Please give the listing again in its entirety, exactly as written.

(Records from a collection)
━━━━━━

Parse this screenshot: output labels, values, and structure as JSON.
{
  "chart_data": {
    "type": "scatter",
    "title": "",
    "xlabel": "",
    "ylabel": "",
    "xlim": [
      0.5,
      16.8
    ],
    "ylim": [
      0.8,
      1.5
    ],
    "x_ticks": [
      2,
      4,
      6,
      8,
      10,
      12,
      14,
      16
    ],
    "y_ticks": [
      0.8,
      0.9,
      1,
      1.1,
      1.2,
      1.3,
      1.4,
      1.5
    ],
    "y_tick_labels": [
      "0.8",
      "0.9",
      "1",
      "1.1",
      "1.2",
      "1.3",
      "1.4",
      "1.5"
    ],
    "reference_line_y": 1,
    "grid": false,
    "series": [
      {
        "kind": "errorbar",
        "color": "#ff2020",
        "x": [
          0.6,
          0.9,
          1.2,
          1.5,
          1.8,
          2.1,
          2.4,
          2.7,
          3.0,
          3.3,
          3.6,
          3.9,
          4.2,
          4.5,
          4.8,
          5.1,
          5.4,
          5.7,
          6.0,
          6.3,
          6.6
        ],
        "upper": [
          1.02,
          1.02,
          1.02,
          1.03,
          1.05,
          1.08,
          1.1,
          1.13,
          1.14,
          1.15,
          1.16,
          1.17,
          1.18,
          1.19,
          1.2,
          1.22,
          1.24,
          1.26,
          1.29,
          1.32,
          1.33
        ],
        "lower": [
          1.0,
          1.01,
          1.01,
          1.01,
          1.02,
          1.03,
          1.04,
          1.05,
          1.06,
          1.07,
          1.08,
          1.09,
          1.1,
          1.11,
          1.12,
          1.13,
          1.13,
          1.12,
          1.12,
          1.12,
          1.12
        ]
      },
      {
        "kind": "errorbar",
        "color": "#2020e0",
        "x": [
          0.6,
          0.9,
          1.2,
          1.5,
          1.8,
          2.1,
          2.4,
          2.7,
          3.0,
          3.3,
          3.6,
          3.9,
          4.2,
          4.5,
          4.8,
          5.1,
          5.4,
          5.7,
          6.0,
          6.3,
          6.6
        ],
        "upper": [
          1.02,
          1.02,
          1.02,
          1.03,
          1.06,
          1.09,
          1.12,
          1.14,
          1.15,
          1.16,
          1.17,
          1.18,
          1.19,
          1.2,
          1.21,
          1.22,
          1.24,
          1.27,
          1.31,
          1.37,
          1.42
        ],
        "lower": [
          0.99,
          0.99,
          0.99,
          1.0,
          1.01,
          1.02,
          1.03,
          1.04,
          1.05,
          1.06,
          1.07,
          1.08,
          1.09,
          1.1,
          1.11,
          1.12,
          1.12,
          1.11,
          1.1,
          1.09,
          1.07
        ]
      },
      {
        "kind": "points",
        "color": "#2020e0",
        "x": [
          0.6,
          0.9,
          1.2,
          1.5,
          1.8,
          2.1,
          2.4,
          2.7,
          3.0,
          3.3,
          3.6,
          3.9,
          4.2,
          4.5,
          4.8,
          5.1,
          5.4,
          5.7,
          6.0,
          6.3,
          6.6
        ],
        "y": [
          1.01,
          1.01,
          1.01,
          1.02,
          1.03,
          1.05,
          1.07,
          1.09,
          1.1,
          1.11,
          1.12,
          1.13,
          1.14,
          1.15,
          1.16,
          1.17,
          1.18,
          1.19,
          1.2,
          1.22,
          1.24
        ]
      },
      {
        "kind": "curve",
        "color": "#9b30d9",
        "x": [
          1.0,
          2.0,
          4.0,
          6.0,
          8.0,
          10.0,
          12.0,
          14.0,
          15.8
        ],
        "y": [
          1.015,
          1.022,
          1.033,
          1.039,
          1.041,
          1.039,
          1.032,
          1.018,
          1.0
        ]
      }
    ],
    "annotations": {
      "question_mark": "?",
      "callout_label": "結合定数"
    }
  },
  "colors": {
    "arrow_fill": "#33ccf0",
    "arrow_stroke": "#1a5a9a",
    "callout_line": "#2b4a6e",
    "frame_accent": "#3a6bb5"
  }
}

━━━━━━

Exercise result:
Parse this screenshot: output labels, values, and structure as JSON.
{
  "chart_data": {
    "type": "scatter",
    "title": "",
    "xlabel": "",
    "ylabel": "",
    "xlim": [
      0.5,
      16.8
    ],
    "ylim": [
      0.8,
      1.5
    ],
    "x_ticks": [
      2,
      4,
      6,
      8,
      10,
      12,
      14,
      16
    ],
    "y_ticks": [
      0.8,
      0.9,
      1,
      1.1,
      1.2,
      1.3,
      1.4,
      1.5
    ],
    "y_tick_labels": [
      "0.8",
      "0.9",
      "1",
      "1.1",
      "1.2",
      "1.3",
      "1.4",
      "1.5"
    ],
    "reference_line_y": 1,
    "grid": false,
    "series": [
      {
        "kind": "errorbar",
        "color": "#ff2020",
        "x": [
          0.6,
          0.9,
          1.2,
          1.5,
          1.8,
          2.1,
          2.4,
          2.7,
          3.0,
          3.3,
          3.6,
          3.9,
          4.2,
          4.5,
          4.8,
          5.1,
          5.4,
          5.7,
          6.0,
          6.3,
          6.6
        ],
        "upper": [
          1.02,
          1.02,
          1.02,
          1.03,
          1.05,
          1.08,
          1.1,
          1.13,
          1.14,
          1.15,
          1.16,
          1.17,
          1.18,
          1.19,
          1.2,
          1.22,
          1.24,
          1.26,
          1.29,
          1.32,
          1.33
        ],
        "lower": [
          1.0,
          1.01,
          1.01,
          1.01,
          1.02,
          1.03,
          1.04,
          1.05,
          1.06,
          1.07,
          1.08,
          1.09,
          1.1,
          1.11,
          1.12,
          1.13,
          1.13,
          1.12,
          1.12,
          1.12,
          1.12
        ]
      },
      {
        "kind": "errorbar",
        "color": "#2020e0",
        "x": [
          0.6,
          0.9,
          1.2,
          1.5,
          1.8,
          2.1,
          2.4,
          2.7,
          3.0,
          3.3,
          3.6,
          3.9,
          4.2,
          4.5,
          4.8,
          5.1,
          5.4,
          5.7,
          6.0,
          6.3,
          6.6
        ],
        "upper": [
          1.02,
          1.02,
          1.02,
          1.03,
          1.06,
          1.09,
          1.12,
          1.14,
          1.15,
          1.16,
          1.17,
          1.18,
          1.19,
          1.2,
          1.21,
          1.22,
          1.24,
          1.27,
          1.31,
          1.37,
          1.42
        ],
        "lower": [
          0.99,
          0.99,
          0.99,
          1.0,
          1.01,
          1.02,
          1.03,
          1.04,
          1.05,
          1.06,
          1.07,
          1.08,
          1.09,
          1.1,
          1.11,
          1.12,
          1.12,
          1.11,
          1.1,
          1.09,
          1.07
        ]
      },
      {
        "kind": "points",
        "color": "#2020e0",
        "x": [
          0.6,
          0.9,
          1.2,
          1.5,
          1.8,
          2.1,
          2.4,
          2.7,
          3.0,
          3.3,
          3.6,
          3.9,
          4.2,
          4.5,
          4.8,
          5.1,
          5.4,
          5.7,
          6.0,
          6.3,
          6.6
        ],
        "y": [
          1.01,
          1.01,
          1.01,
          1.02,
          1.03,
          1.05,
          1.07,
          1.09,
          1.1,
          1.11,
          1.12,
          1.13,
          1.14,
          1.15,
          1.16,
          1.17,
          1.18,
          1.19,
          1.2,
          1.22,
          1.24
        ]
      },
      {
        "kind": "curve",
        "color": "#9b30d9",
        "x": [
          1.0,
          2.0,
          4.0,
          6.0,
          8.0,
          10.0,
          12.0,
          14.0,
          15.8
        ],
        "y": [
          1.015,
          1.022,
          1.033,
          1.039,
          1.041,
          1.039,
          1.032,
          1.018,
          1.0
        ]
      }
    ],
    "annotations": {
      "question_mark": "?",
      "callout_label": "結合定数"
    }
  },
  "colors": {
    "arrow_fill": "#33ccf0",
    "arrow_stroke": "#1a5a9a",
    "callout_line": "#2b4a6e",
    "frame_accent": "#3a6bb5"
  }
}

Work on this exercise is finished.